_Exercise objective_
Reproduce the listing below exactly. Pictures do not belong in the copy.

_Data to use_

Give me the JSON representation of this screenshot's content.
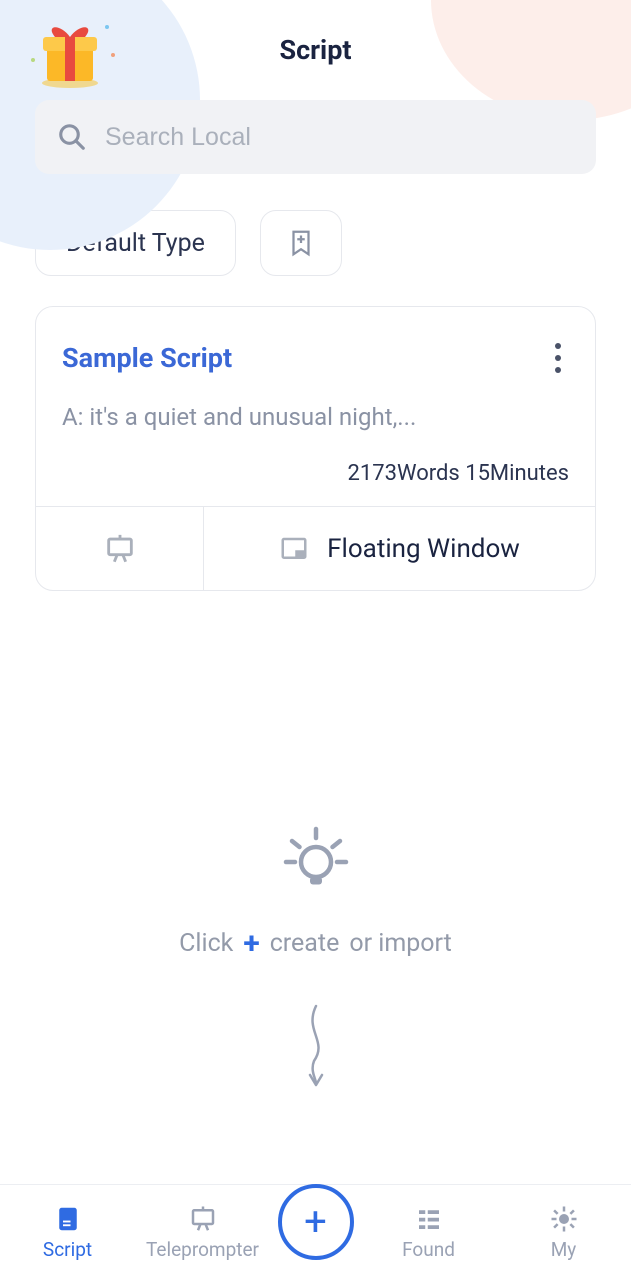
{
  "header": {
    "title": "Script"
  },
  "search": {
    "placeholder": "Search Local"
  },
  "filters": {
    "default_label": "Default Type"
  },
  "card": {
    "title": "Sample Script",
    "preview": "A: it's a quiet and unusual night,...",
    "stats": "2173Words 15Minutes",
    "floating_label": "Floating Window"
  },
  "hint": {
    "click": "Click",
    "plus": "+",
    "create": "create",
    "or_import": "or import"
  },
  "nav": {
    "script": "Script",
    "teleprompter": "Teleprompter",
    "found": "Found",
    "my": "My"
  }
}
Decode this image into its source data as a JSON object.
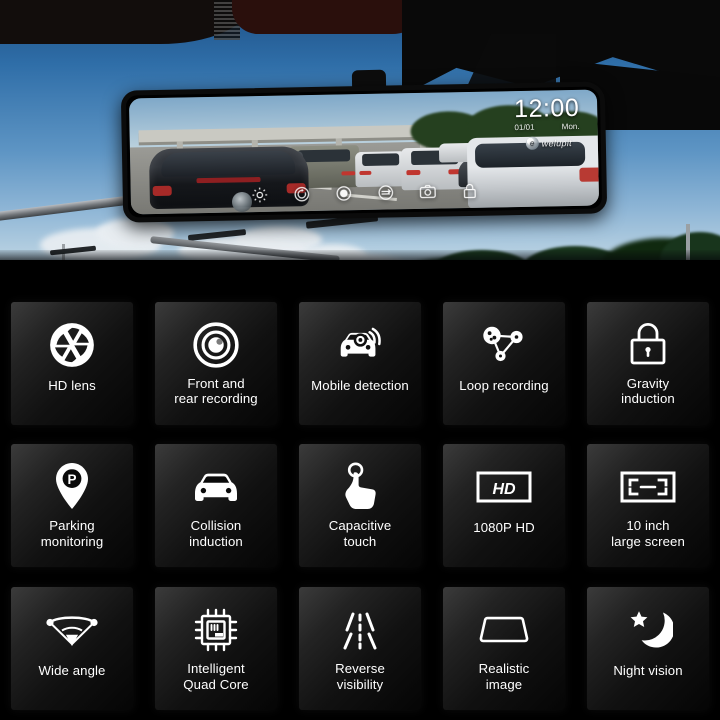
{
  "hero": {
    "name": "dashcam-rearview-mirror-product-photo",
    "mirror_display": {
      "clock_time": "12:00",
      "clock_date": "01/01",
      "clock_day": "Mon.",
      "brand_logo_text": "welupit",
      "toolbar_icons": [
        {
          "name": "settings-gear-icon",
          "label": "Settings"
        },
        {
          "name": "rotate-refresh-icon",
          "label": "Rotate"
        },
        {
          "name": "record-circle-icon",
          "label": "Record"
        },
        {
          "name": "swap-view-icon",
          "label": "Swap view"
        },
        {
          "name": "camera-snapshot-icon",
          "label": "Snapshot"
        },
        {
          "name": "lock-icon",
          "label": "Lock file"
        }
      ]
    }
  },
  "features": {
    "rows": [
      [
        {
          "icon": "aperture-icon",
          "label": "HD lens",
          "lines": [
            "HD lens"
          ]
        },
        {
          "icon": "dual-record-lens-icon",
          "label": "Front and rear recording",
          "lines": [
            "Front and",
            "rear recording"
          ]
        },
        {
          "icon": "car-motion-detect-icon",
          "label": "Mobile detection",
          "lines": [
            "Mobile detection"
          ]
        },
        {
          "icon": "loop-belt-icon",
          "label": "Loop recording",
          "lines": [
            "Loop recording"
          ]
        },
        {
          "icon": "lock-icon",
          "label": "Gravity induction",
          "lines": [
            "Gravity",
            "induction"
          ]
        }
      ],
      [
        {
          "icon": "parking-pin-icon",
          "label": "Parking monitoring",
          "lines": [
            "Parking",
            "monitoring"
          ]
        },
        {
          "icon": "car-front-icon",
          "label": "Collision induction",
          "lines": [
            "Collision",
            "induction"
          ]
        },
        {
          "icon": "touch-hand-icon",
          "label": "Capacitive touch",
          "lines": [
            "Capacitive",
            "touch"
          ]
        },
        {
          "icon": "hd-badge-icon",
          "label": "1080P HD",
          "lines": [
            "1080P HD"
          ]
        },
        {
          "icon": "fullscreen-frame-icon",
          "label": "10 inch large screen",
          "lines": [
            "10 inch",
            "large screen"
          ]
        }
      ],
      [
        {
          "icon": "wide-angle-fan-icon",
          "label": "Wide angle",
          "lines": [
            "Wide angle"
          ]
        },
        {
          "icon": "cpu-chip-icon",
          "label": "Intelligent Quad Core",
          "lines": [
            "Intelligent",
            "Quad Core"
          ]
        },
        {
          "icon": "road-lanes-icon",
          "label": "Reverse visibility",
          "lines": [
            "Reverse",
            "visibility"
          ]
        },
        {
          "icon": "mirror-shape-icon",
          "label": "Realistic image",
          "lines": [
            "Realistic",
            "image"
          ]
        },
        {
          "icon": "moon-star-icon",
          "label": "Night vision",
          "lines": [
            "Night vision"
          ]
        }
      ]
    ]
  },
  "colors": {
    "background": "#000000",
    "tile_light": "#3b3b3b",
    "tile_dark": "#050505",
    "text": "#ffffff",
    "sky_top": "#1d4f85",
    "sky_bottom": "#cfe0ea"
  }
}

_Task answer_
Give me the JSON representation of this screenshot's content.
{
  "header": {
    "title": "Script"
  },
  "search": {
    "placeholder": "Search Local"
  },
  "filters": {
    "default_label": "Default Type"
  },
  "card": {
    "title": "Sample Script",
    "preview": "A: it's a quiet and unusual night,...",
    "stats": "2173Words 15Minutes",
    "floating_label": "Floating Window"
  },
  "hint": {
    "click": "Click",
    "plus": "+",
    "create": "create",
    "or_import": "or import"
  },
  "nav": {
    "script": "Script",
    "teleprompter": "Teleprompter",
    "found": "Found",
    "my": "My"
  }
}
Decode this image into its source data as a JSON object.
{
  "hero": {
    "name": "dashcam-rearview-mirror-product-photo",
    "mirror_display": {
      "clock_time": "12:00",
      "clock_date": "01/01",
      "clock_day": "Mon.",
      "brand_logo_text": "welupit",
      "toolbar_icons": [
        {
          "name": "settings-gear-icon",
          "label": "Settings"
        },
        {
          "name": "rotate-refresh-icon",
          "label": "Rotate"
        },
        {
          "name": "record-circle-icon",
          "label": "Record"
        },
        {
          "name": "swap-view-icon",
          "label": "Swap view"
        },
        {
          "name": "camera-snapshot-icon",
          "label": "Snapshot"
        },
        {
          "name": "lock-icon",
          "label": "Lock file"
        }
      ]
    }
  },
  "features": {
    "rows": [
      [
        {
          "icon": "aperture-icon",
          "label": "HD lens",
          "lines": [
            "HD lens"
          ]
        },
        {
          "icon": "dual-record-lens-icon",
          "label": "Front and rear recording",
          "lines": [
            "Front and",
            "rear recording"
          ]
        },
        {
          "icon": "car-motion-detect-icon",
          "label": "Mobile detection",
          "lines": [
            "Mobile detection"
          ]
        },
        {
          "icon": "loop-belt-icon",
          "label": "Loop recording",
          "lines": [
            "Loop recording"
          ]
        },
        {
          "icon": "lock-icon",
          "label": "Gravity induction",
          "lines": [
            "Gravity",
            "induction"
          ]
        }
      ],
      [
        {
          "icon": "parking-pin-icon",
          "label": "Parking monitoring",
          "lines": [
            "Parking",
            "monitoring"
          ]
        },
        {
          "icon": "car-front-icon",
          "label": "Collision induction",
          "lines": [
            "Collision",
            "induction"
          ]
        },
        {
          "icon": "touch-hand-icon",
          "label": "Capacitive touch",
          "lines": [
            "Capacitive",
            "touch"
          ]
        },
        {
          "icon": "hd-badge-icon",
          "label": "1080P HD",
          "lines": [
            "1080P HD"
          ]
        },
        {
          "icon": "fullscreen-frame-icon",
          "label": "10 inch large screen",
          "lines": [
            "10 inch",
            "large screen"
          ]
        }
      ],
      [
        {
          "icon": "wide-angle-fan-icon",
          "label": "Wide angle",
          "lines": [
            "Wide angle"
          ]
        },
        {
          "icon": "cpu-chip-icon",
          "label": "Intelligent Quad Core",
          "lines": [
            "Intelligent",
            "Quad Core"
          ]
        },
        {
          "icon": "road-lanes-icon",
          "label": "Reverse visibility",
          "lines": [
            "Reverse",
            "visibility"
          ]
        },
        {
          "icon": "mirror-shape-icon",
          "label": "Realistic image",
          "lines": [
            "Realistic",
            "image"
          ]
        },
        {
          "icon": "moon-star-icon",
          "label": "Night vision",
          "lines": [
            "Night vision"
          ]
        }
      ]
    ]
  },
  "colors": {
    "background": "#000000",
    "tile_light": "#3b3b3b",
    "tile_dark": "#050505",
    "text": "#ffffff",
    "sky_top": "#1d4f85",
    "sky_bottom": "#cfe0ea"
  }
}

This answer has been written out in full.